Requirement
Output each line exactly as it appears, skipping any embedded picture.

Source data
⁂
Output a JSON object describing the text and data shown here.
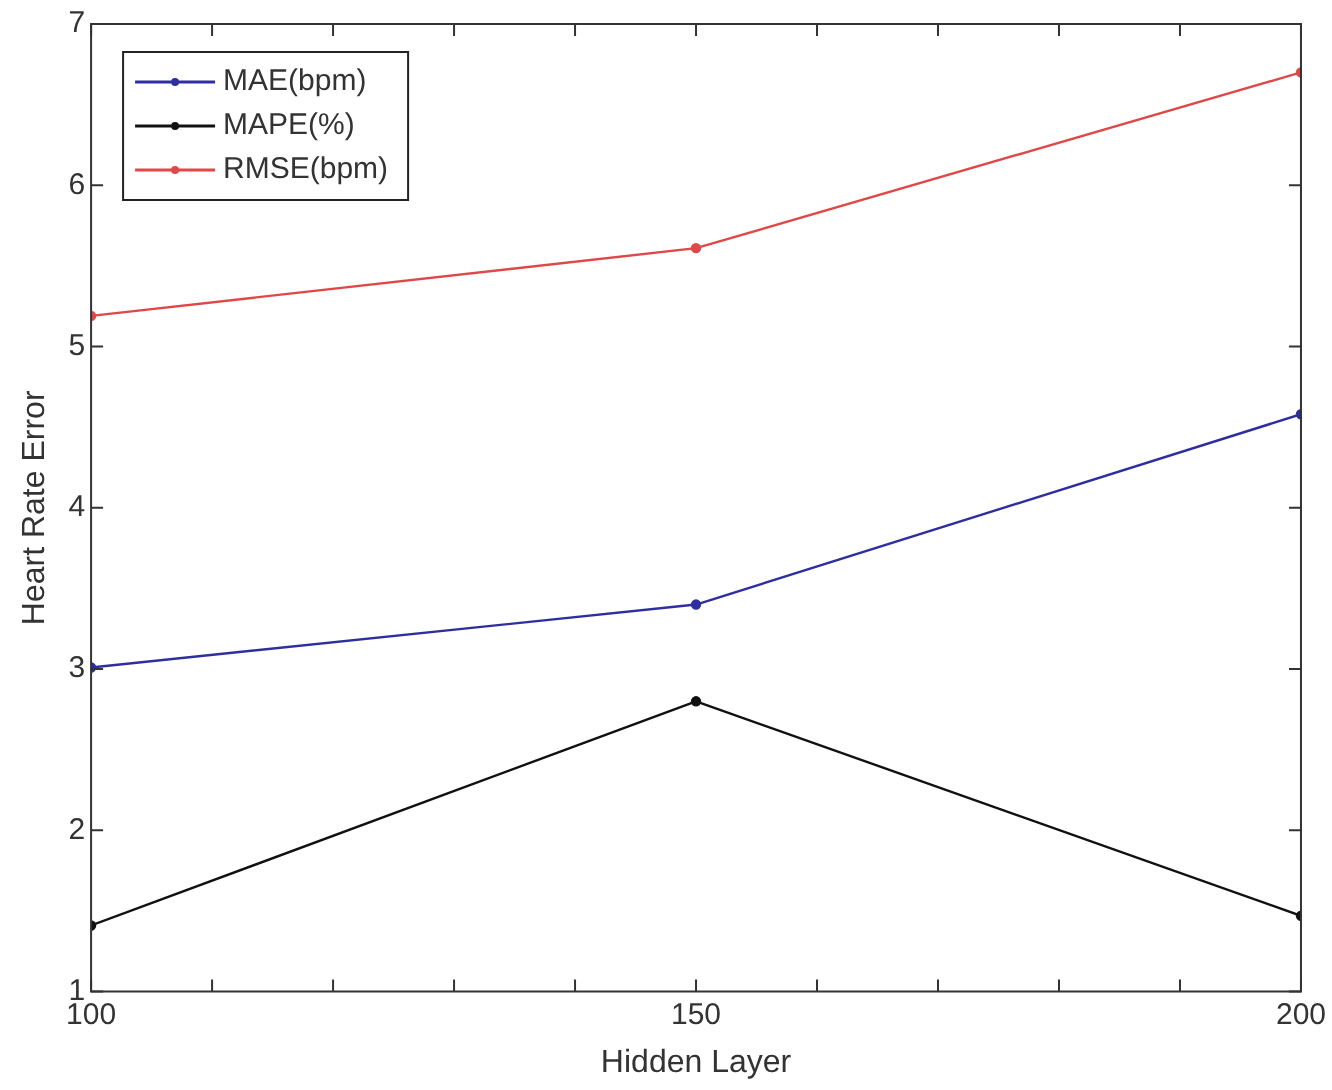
{
  "chart_data": {
    "type": "line",
    "xlabel": "Hidden Layer",
    "ylabel": "Heart Rate Error",
    "x": [
      100,
      150,
      200
    ],
    "series": [
      {
        "name": "MAE(bpm)",
        "color": "#2e2e9e",
        "values": [
          3.01,
          3.4,
          4.58
        ]
      },
      {
        "name": "MAPE(%)",
        "color": "#111111",
        "values": [
          1.41,
          2.8,
          1.47
        ]
      },
      {
        "name": "RMSE(bpm)",
        "color": "#e04848",
        "values": [
          5.19,
          5.61,
          6.7
        ]
      }
    ],
    "xlim": [
      100,
      200
    ],
    "xticks": [
      100,
      {
        "value": 110,
        "label": null
      },
      {
        "value": 120,
        "label": null
      },
      {
        "value": 130,
        "label": null
      },
      {
        "value": 140,
        "label": null
      },
      150,
      {
        "value": 160,
        "label": null
      },
      {
        "value": 170,
        "label": null
      },
      {
        "value": 180,
        "label": null
      },
      {
        "value": 190,
        "label": null
      },
      200
    ],
    "ylim": [
      1,
      7
    ],
    "yticks": [
      1,
      2,
      3,
      4,
      5,
      6,
      7
    ],
    "grid": false,
    "legend": "top left",
    "marker": "circle",
    "line_style": "solid"
  }
}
⁂
Reply
Output a JSON object describing the text and data shown here.
{
  "chart_data": {
    "type": "line",
    "xlabel": "Hidden Layer",
    "ylabel": "Heart Rate Error",
    "x": [
      100,
      150,
      200
    ],
    "series": [
      {
        "name": "MAE(bpm)",
        "color": "#2e2e9e",
        "values": [
          3.01,
          3.4,
          4.58
        ]
      },
      {
        "name": "MAPE(%)",
        "color": "#111111",
        "values": [
          1.41,
          2.8,
          1.47
        ]
      },
      {
        "name": "RMSE(bpm)",
        "color": "#e04848",
        "values": [
          5.19,
          5.61,
          6.7
        ]
      }
    ],
    "xlim": [
      100,
      200
    ],
    "xticks": [
      100,
      {
        "value": 110,
        "label": null
      },
      {
        "value": 120,
        "label": null
      },
      {
        "value": 130,
        "label": null
      },
      {
        "value": 140,
        "label": null
      },
      150,
      {
        "value": 160,
        "label": null
      },
      {
        "value": 170,
        "label": null
      },
      {
        "value": 180,
        "label": null
      },
      {
        "value": 190,
        "label": null
      },
      200
    ],
    "ylim": [
      1,
      7
    ],
    "yticks": [
      1,
      2,
      3,
      4,
      5,
      6,
      7
    ],
    "grid": false,
    "legend": "top left",
    "marker": "circle",
    "line_style": "solid"
  }
}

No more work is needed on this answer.